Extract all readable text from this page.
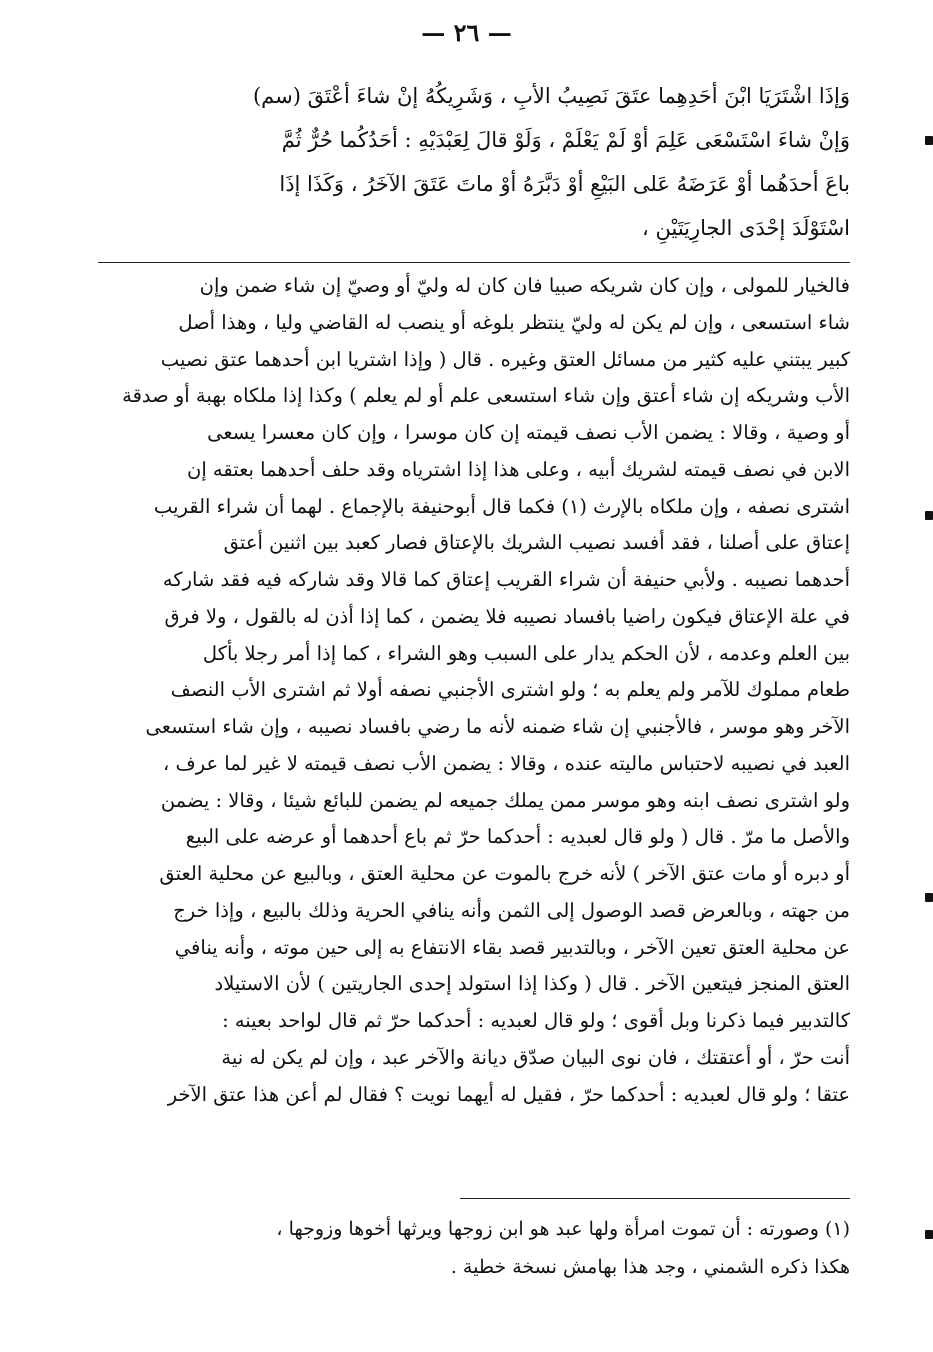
— ٢٦ —
وَإذَا اشْتَرَيَا ابْنَ أحَدِهِما عتَقَ نَصِيبُ الأبِ ، وَشَرِيكُهُ إنْ شاءَ أعْتَقَ (سم)
وَإنْ شاءَ اسْتَسْعَى عَلِمَ أوْ لَمْ يَعْلَمْ ، وَلَوْ قالَ لِعَبْدَيْهِ : أحَدُكُما حُرٌّ ثُمَّ
باعَ أحدَهُما أوْ عَرَضَهُ عَلى البَيْعِ أوْ دَبَّرَهُ أوْ ماتَ عَتَقَ الآخَرُ ، وَكَذَا إذَا
اسْتَوْلَدَ إحْدَى الجارِيَتَيْنِ ،
فالخيار للمولى ، وإن كان شريكه صبيا فان كان له وليّ أو وصيّ إن شاء ضمن وإن
شاء استسعى ، وإن لم يكن له وليّ ينتظر بلوغه أو ينصب له القاضي وليا ، وهذا أصل
كبير يبتني عليه كثير من مسائل العتق وغيره . قال ( وإذا اشتريا ابن أحدهما عتق نصيب
الأب وشريكه إن شاء أعتق وإن شاء استسعى علم أو لم يعلم ) وكذا إذا ملكاه بهبة أو صدقة
أو وصية ، وقالا : يضمن الأب نصف قيمته إن كان موسرا ، وإن كان معسرا يسعى
الابن في نصف قيمته لشريك أبيه ، وعلى هذا إذا اشترياه وقد حلف أحدهما بعتقه إن
اشترى نصفه ، وإن ملكاه بالإرث (١) فكما قال أبوحنيفة بالإجماع . لهما أن شراء القريب
إعتاق على أصلنا ، فقد أفسد نصيب الشريك بالإعتاق فصار كعبد بين اثنين أعتق
أحدهما نصيبه . ولأبي حنيفة أن شراء القريب إعتاق كما قالا وقد شاركه فيه فقد شاركه
في علة الإعتاق فيكون راضيا بافساد نصيبه فلا يضمن ، كما إذا أذن له بالقول ، ولا فرق
بين العلم وعدمه ، لأن الحكم يدار على السبب وهو الشراء ، كما إذا أمر رجلا بأكل
طعام مملوك للآمر ولم يعلم به ؛ ولو اشترى الأجنبي نصفه أولا ثم اشترى الأب النصف
الآخر وهو موسر ، فالأجنبي إن شاء ضمنه لأنه ما رضي بافساد نصيبه ، وإن شاء استسعى
العبد في نصيبه لاحتباس ماليته عنده ، وقالا : يضمن الأب نصف قيمته لا غير لما عرف ،
ولو اشترى نصف ابنه وهو موسر ممن يملك جميعه لم يضمن للبائع شيئا ، وقالا : يضمن
والأصل ما مرّ . قال ( ولو قال لعبديه : أحدكما حرّ ثم باع أحدهما أو عرضه على البيع
أو دبره أو مات عتق الآخر ) لأنه خرج بالموت عن محلية العتق ، وبالبيع عن محلية العتق
من جهته ، وبالعرض قصد الوصول إلى الثمن وأنه ينافي الحرية وذلك بالبيع ، وإذا خرج
عن محلية العتق تعين الآخر ، وبالتدبير قصد بقاء الانتفاع به إلى حين موته ، وأنه ينافي
العتق المنجز فيتعين الآخر . قال ( وكذا إذا استولد إحدى الجاريتين ) لأن الاستيلاد
كالتدبير فيما ذكرنا وبل أقوى ؛ ولو قال لعبديه : أحدكما حرّ ثم قال لواحد بعينه :
أنت حرّ ، أو أعتقتك ، فان نوى البيان صدّق ديانة والآخر عبد ، وإن لم يكن له نية
عتقا ؛ ولو قال لعبديه : أحدكما حرّ ، فقيل له أيهما نويت ؟ فقال لم أعن هذا عتق الآخر
(١) وصورته : أن تموت امرأة ولها عبد هو ابن زوجها ويرثها أخوها وزوجها ،
هكذا ذكره الشمني ، وجد هذا بهامش نسخة خطية .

Challenge: Repeat the listing above exactly, with no pictures.

Output:
Extract all readable text from this page.
— ٢٦ —
وَإذَا اشْتَرَيَا ابْنَ أحَدِهِما عتَقَ نَصِيبُ الأبِ ، وَشَرِيكُهُ إنْ شاءَ أعْتَقَ (سم)
وَإنْ شاءَ اسْتَسْعَى عَلِمَ أوْ لَمْ يَعْلَمْ ، وَلَوْ قالَ لِعَبْدَيْهِ : أحَدُكُما حُرٌّ ثُمَّ
باعَ أحدَهُما أوْ عَرَضَهُ عَلى البَيْعِ أوْ دَبَّرَهُ أوْ ماتَ عَتَقَ الآخَرُ ، وَكَذَا إذَا
اسْتَوْلَدَ إحْدَى الجارِيَتَيْنِ ،
فالخيار للمولى ، وإن كان شريكه صبيا فان كان له وليّ أو وصيّ إن شاء ضمن وإن
شاء استسعى ، وإن لم يكن له وليّ ينتظر بلوغه أو ينصب له القاضي وليا ، وهذا أصل
كبير يبتني عليه كثير من مسائل العتق وغيره . قال ( وإذا اشتريا ابن أحدهما عتق نصيب
الأب وشريكه إن شاء أعتق وإن شاء استسعى علم أو لم يعلم ) وكذا إذا ملكاه بهبة أو صدقة
أو وصية ، وقالا : يضمن الأب نصف قيمته إن كان موسرا ، وإن كان معسرا يسعى
الابن في نصف قيمته لشريك أبيه ، وعلى هذا إذا اشترياه وقد حلف أحدهما بعتقه إن
اشترى نصفه ، وإن ملكاه بالإرث (١) فكما قال أبوحنيفة بالإجماع . لهما أن شراء القريب
إعتاق على أصلنا ، فقد أفسد نصيب الشريك بالإعتاق فصار كعبد بين اثنين أعتق
أحدهما نصيبه . ولأبي حنيفة أن شراء القريب إعتاق كما قالا وقد شاركه فيه فقد شاركه
في علة الإعتاق فيكون راضيا بافساد نصيبه فلا يضمن ، كما إذا أذن له بالقول ، ولا فرق
بين العلم وعدمه ، لأن الحكم يدار على السبب وهو الشراء ، كما إذا أمر رجلا بأكل
طعام مملوك للآمر ولم يعلم به ؛ ولو اشترى الأجنبي نصفه أولا ثم اشترى الأب النصف
الآخر وهو موسر ، فالأجنبي إن شاء ضمنه لأنه ما رضي بافساد نصيبه ، وإن شاء استسعى
العبد في نصيبه لاحتباس ماليته عنده ، وقالا : يضمن الأب نصف قيمته لا غير لما عرف ،
ولو اشترى نصف ابنه وهو موسر ممن يملك جميعه لم يضمن للبائع شيئا ، وقالا : يضمن
والأصل ما مرّ . قال ( ولو قال لعبديه : أحدكما حرّ ثم باع أحدهما أو عرضه على البيع
أو دبره أو مات عتق الآخر ) لأنه خرج بالموت عن محلية العتق ، وبالبيع عن محلية العتق
من جهته ، وبالعرض قصد الوصول إلى الثمن وأنه ينافي الحرية وذلك بالبيع ، وإذا خرج
عن محلية العتق تعين الآخر ، وبالتدبير قصد بقاء الانتفاع به إلى حين موته ، وأنه ينافي
العتق المنجز فيتعين الآخر . قال ( وكذا إذا استولد إحدى الجاريتين ) لأن الاستيلاد
كالتدبير فيما ذكرنا وبل أقوى ؛ ولو قال لعبديه : أحدكما حرّ ثم قال لواحد بعينه :
أنت حرّ ، أو أعتقتك ، فان نوى البيان صدّق ديانة والآخر عبد ، وإن لم يكن له نية
عتقا ؛ ولو قال لعبديه : أحدكما حرّ ، فقيل له أيهما نويت ؟ فقال لم أعن هذا عتق الآخر
(١) وصورته : أن تموت امرأة ولها عبد هو ابن زوجها ويرثها أخوها وزوجها ،
هكذا ذكره الشمني ، وجد هذا بهامش نسخة خطية .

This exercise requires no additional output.